■ TASK TO CARRY OUT: Restate the full set of records exactly, without adding or dropping a word.

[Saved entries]
====

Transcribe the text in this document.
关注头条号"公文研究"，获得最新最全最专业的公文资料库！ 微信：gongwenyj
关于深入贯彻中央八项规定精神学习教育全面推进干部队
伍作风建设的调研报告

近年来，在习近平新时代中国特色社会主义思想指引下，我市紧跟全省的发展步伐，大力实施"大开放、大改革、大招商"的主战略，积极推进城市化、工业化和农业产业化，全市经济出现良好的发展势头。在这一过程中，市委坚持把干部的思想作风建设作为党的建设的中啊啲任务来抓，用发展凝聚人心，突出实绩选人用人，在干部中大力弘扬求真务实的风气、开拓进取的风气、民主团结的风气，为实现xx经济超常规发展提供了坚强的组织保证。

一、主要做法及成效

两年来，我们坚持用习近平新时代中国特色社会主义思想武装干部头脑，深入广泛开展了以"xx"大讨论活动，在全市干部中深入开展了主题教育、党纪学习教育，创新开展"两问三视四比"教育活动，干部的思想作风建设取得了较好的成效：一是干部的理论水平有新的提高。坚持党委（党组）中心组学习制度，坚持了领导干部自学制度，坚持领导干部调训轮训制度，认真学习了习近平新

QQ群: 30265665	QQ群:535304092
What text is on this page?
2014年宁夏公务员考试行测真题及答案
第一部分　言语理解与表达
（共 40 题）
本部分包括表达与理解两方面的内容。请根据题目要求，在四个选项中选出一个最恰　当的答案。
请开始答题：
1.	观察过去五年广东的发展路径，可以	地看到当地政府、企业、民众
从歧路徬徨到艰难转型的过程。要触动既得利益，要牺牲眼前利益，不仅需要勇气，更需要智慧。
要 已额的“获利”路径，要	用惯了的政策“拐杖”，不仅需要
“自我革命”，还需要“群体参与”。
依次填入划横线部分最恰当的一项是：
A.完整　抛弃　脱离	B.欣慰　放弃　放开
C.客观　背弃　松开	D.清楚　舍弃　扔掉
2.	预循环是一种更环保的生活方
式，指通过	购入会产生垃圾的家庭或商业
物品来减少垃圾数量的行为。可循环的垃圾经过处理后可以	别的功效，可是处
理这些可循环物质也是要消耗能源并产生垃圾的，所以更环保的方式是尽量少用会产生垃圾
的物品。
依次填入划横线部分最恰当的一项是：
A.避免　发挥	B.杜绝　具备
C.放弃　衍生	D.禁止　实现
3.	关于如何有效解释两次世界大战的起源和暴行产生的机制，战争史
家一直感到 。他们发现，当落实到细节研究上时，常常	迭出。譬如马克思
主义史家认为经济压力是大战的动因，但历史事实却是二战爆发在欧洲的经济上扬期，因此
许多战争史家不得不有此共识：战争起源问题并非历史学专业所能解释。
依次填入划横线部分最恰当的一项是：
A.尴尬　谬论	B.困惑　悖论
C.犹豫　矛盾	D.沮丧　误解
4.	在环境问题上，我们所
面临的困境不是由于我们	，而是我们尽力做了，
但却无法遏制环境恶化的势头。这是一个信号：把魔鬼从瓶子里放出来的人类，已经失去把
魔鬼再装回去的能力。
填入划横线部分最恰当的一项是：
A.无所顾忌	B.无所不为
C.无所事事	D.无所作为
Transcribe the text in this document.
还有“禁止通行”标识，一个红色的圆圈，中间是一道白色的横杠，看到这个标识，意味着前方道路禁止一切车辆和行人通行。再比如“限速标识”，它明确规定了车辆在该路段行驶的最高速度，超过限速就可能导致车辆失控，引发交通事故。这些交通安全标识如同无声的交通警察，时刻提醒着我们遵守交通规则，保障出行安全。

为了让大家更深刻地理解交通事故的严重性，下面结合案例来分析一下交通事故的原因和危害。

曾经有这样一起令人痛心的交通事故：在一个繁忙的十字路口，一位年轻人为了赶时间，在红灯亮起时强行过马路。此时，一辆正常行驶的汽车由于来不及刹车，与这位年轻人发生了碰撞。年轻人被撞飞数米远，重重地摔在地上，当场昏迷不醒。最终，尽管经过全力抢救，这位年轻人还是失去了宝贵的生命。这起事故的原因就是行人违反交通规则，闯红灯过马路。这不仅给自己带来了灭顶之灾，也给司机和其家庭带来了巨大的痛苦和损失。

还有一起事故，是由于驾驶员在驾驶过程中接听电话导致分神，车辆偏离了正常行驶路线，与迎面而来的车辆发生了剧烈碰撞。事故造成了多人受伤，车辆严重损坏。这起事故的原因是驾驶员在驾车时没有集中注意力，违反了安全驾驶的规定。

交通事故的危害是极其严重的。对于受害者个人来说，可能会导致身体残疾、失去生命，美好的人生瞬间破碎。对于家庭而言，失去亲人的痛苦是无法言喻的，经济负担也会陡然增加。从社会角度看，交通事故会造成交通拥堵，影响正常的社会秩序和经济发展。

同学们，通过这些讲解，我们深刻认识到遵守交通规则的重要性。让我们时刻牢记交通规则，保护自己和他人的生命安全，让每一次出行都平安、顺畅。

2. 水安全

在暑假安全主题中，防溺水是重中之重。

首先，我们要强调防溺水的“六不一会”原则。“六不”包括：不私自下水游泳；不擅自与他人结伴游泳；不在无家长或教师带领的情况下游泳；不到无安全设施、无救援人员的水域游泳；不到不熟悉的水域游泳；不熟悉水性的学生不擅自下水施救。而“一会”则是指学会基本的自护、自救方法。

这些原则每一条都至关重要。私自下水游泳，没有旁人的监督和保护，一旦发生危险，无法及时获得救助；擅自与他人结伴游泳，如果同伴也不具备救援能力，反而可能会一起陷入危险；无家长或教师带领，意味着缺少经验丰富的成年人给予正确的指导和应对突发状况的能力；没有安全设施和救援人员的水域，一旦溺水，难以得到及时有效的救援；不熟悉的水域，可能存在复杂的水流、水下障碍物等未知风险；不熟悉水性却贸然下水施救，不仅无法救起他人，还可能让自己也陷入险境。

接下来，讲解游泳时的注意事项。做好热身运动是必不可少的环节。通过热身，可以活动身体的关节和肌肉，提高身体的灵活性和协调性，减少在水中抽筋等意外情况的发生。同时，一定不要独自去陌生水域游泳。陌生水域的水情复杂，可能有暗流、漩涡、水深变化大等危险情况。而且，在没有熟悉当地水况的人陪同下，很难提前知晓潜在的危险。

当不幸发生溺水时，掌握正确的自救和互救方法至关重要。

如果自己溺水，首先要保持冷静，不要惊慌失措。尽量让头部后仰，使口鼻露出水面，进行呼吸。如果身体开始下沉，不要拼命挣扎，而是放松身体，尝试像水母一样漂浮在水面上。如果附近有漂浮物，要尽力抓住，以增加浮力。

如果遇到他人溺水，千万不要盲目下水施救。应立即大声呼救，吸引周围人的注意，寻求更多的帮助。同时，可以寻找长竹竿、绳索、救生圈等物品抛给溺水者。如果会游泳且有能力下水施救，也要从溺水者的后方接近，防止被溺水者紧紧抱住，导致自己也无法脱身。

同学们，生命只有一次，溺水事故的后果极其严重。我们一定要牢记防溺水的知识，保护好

====

■ RESPONSE FOR THIS EXERCISE:
Transcribe the text in this document.
关注头条号"公文研究"，获得最新最全最专业的公文资料库！ 微信：gongwenyj
关于深入贯彻中央八项规定精神学习教育全面推进干部队
伍作风建设的调研报告

近年来，在习近平新时代中国特色社会主义思想指引下，我市紧跟全省的发展步伐，大力实施"大开放、大改革、大招商"的主战略，积极推进城市化、工业化和农业产业化，全市经济出现良好的发展势头。在这一过程中，市委坚持把干部的思想作风建设作为党的建设的中啊啲任务来抓，用发展凝聚人心，突出实绩选人用人，在干部中大力弘扬求真务实的风气、开拓进取的风气、民主团结的风气，为实现xx经济超常规发展提供了坚强的组织保证。

一、主要做法及成效

两年来，我们坚持用习近平新时代中国特色社会主义思想武装干部头脑，深入广泛开展了以"xx"大讨论活动，在全市干部中深入开展了主题教育、党纪学习教育，创新开展"两问三视四比"教育活动，干部的思想作风建设取得了较好的成效：一是干部的理论水平有新的提高。坚持党委（党组）中心组学习制度，坚持了领导干部自学制度，坚持领导干部调训轮训制度，认真学习了习近平新

QQ群: 30265665	QQ群:535304092
What text is on this page?
2014年宁夏公务员考试行测真题及答案
第一部分　言语理解与表达
（共 40 题）
本部分包括表达与理解两方面的内容。请根据题目要求，在四个选项中选出一个最恰　当的答案。
请开始答题：
1.	观察过去五年广东的发展路径，可以	地看到当地政府、企业、民众
从歧路徬徨到艰难转型的过程。要触动既得利益，要牺牲眼前利益，不仅需要勇气，更需要智慧。
要 已额的“获利”路径，要	用惯了的政策“拐杖”，不仅需要
“自我革命”，还需要“群体参与”。
依次填入划横线部分最恰当的一项是：
A.完整　抛弃　脱离	B.欣慰　放弃　放开
C.客观　背弃　松开	D.清楚　舍弃　扔掉
2.	预循环是一种更环保的生活方
式，指通过	购入会产生垃圾的家庭或商业
物品来减少垃圾数量的行为。可循环的垃圾经过处理后可以	别的功效，可是处
理这些可循环物质也是要消耗能源并产生垃圾的，所以更环保的方式是尽量少用会产生垃圾
的物品。
依次填入划横线部分最恰当的一项是：
A.避免　发挥	B.杜绝　具备
C.放弃　衍生	D.禁止　实现
3.	关于如何有效解释两次世界大战的起源和暴行产生的机制，战争史
家一直感到 。他们发现，当落实到细节研究上时，常常	迭出。譬如马克思
主义史家认为经济压力是大战的动因，但历史事实却是二战爆发在欧洲的经济上扬期，因此
许多战争史家不得不有此共识：战争起源问题并非历史学专业所能解释。
依次填入划横线部分最恰当的一项是：
A.尴尬　谬论	B.困惑　悖论
C.犹豫　矛盾	D.沮丧　误解
4.	在环境问题上，我们所
面临的困境不是由于我们	，而是我们尽力做了，
但却无法遏制环境恶化的势头。这是一个信号：把魔鬼从瓶子里放出来的人类，已经失去把
魔鬼再装回去的能力。
填入划横线部分最恰当的一项是：
A.无所顾忌	B.无所不为
C.无所事事	D.无所作为
Transcribe the text in this document.
还有“禁止通行”标识，一个红色的圆圈，中间是一道白色的横杠，看到这个标识，意味着前方道路禁止一切车辆和行人通行。再比如“限速标识”，它明确规定了车辆在该路段行驶的最高速度，超过限速就可能导致车辆失控，引发交通事故。这些交通安全标识如同无声的交通警察，时刻提醒着我们遵守交通规则，保障出行安全。

为了让大家更深刻地理解交通事故的严重性，下面结合案例来分析一下交通事故的原因和危害。

曾经有这样一起令人痛心的交通事故：在一个繁忙的十字路口，一位年轻人为了赶时间，在红灯亮起时强行过马路。此时，一辆正常行驶的汽车由于来不及刹车，与这位年轻人发生了碰撞。年轻人被撞飞数米远，重重地摔在地上，当场昏迷不醒。最终，尽管经过全力抢救，这位年轻人还是失去了宝贵的生命。这起事故的原因就是行人违反交通规则，闯红灯过马路。这不仅给自己带来了灭顶之灾，也给司机和其家庭带来了巨大的痛苦和损失。

还有一起事故，是由于驾驶员在驾驶过程中接听电话导致分神，车辆偏离了正常行驶路线，与迎面而来的车辆发生了剧烈碰撞。事故造成了多人受伤，车辆严重损坏。这起事故的原因是驾驶员在驾车时没有集中注意力，违反了安全驾驶的规定。

交通事故的危害是极其严重的。对于受害者个人来说，可能会导致身体残疾、失去生命，美好的人生瞬间破碎。对于家庭而言，失去亲人的痛苦是无法言喻的，经济负担也会陡然增加。从社会角度看，交通事故会造成交通拥堵，影响正常的社会秩序和经济发展。

同学们，通过这些讲解，我们深刻认识到遵守交通规则的重要性。让我们时刻牢记交通规则，保护自己和他人的生命安全，让每一次出行都平安、顺畅。

2. 水安全

在暑假安全主题中，防溺水是重中之重。

首先，我们要强调防溺水的“六不一会”原则。“六不”包括：不私自下水游泳；不擅自与他人结伴游泳；不在无家长或教师带领的情况下游泳；不到无安全设施、无救援人员的水域游泳；不到不熟悉的水域游泳；不熟悉水性的学生不擅自下水施救。而“一会”则是指学会基本的自护、自救方法。

这些原则每一条都至关重要。私自下水游泳，没有旁人的监督和保护，一旦发生危险，无法及时获得救助；擅自与他人结伴游泳，如果同伴也不具备救援能力，反而可能会一起陷入危险；无家长或教师带领，意味着缺少经验丰富的成年人给予正确的指导和应对突发状况的能力；没有安全设施和救援人员的水域，一旦溺水，难以得到及时有效的救援；不熟悉的水域，可能存在复杂的水流、水下障碍物等未知风险；不熟悉水性却贸然下水施救，不仅无法救起他人，还可能让自己也陷入险境。

接下来，讲解游泳时的注意事项。做好热身运动是必不可少的环节。通过热身，可以活动身体的关节和肌肉，提高身体的灵活性和协调性，减少在水中抽筋等意外情况的发生。同时，一定不要独自去陌生水域游泳。陌生水域的水情复杂，可能有暗流、漩涡、水深变化大等危险情况。而且，在没有熟悉当地水况的人陪同下，很难提前知晓潜在的危险。

当不幸发生溺水时，掌握正确的自救和互救方法至关重要。

如果自己溺水，首先要保持冷静，不要惊慌失措。尽量让头部后仰，使口鼻露出水面，进行呼吸。如果身体开始下沉，不要拼命挣扎，而是放松身体，尝试像水母一样漂浮在水面上。如果附近有漂浮物，要尽力抓住，以增加浮力。

如果遇到他人溺水，千万不要盲目下水施救。应立即大声呼救，吸引周围人的注意，寻求更多的帮助。同时，可以寻找长竹竿、绳索、救生圈等物品抛给溺水者。如果会游泳且有能力下水施救，也要从溺水者的后方接近，防止被溺水者紧紧抱住，导致自己也无法脱身。

同学们，生命只有一次，溺水事故的后果极其严重。我们一定要牢记防溺水的知识，保护好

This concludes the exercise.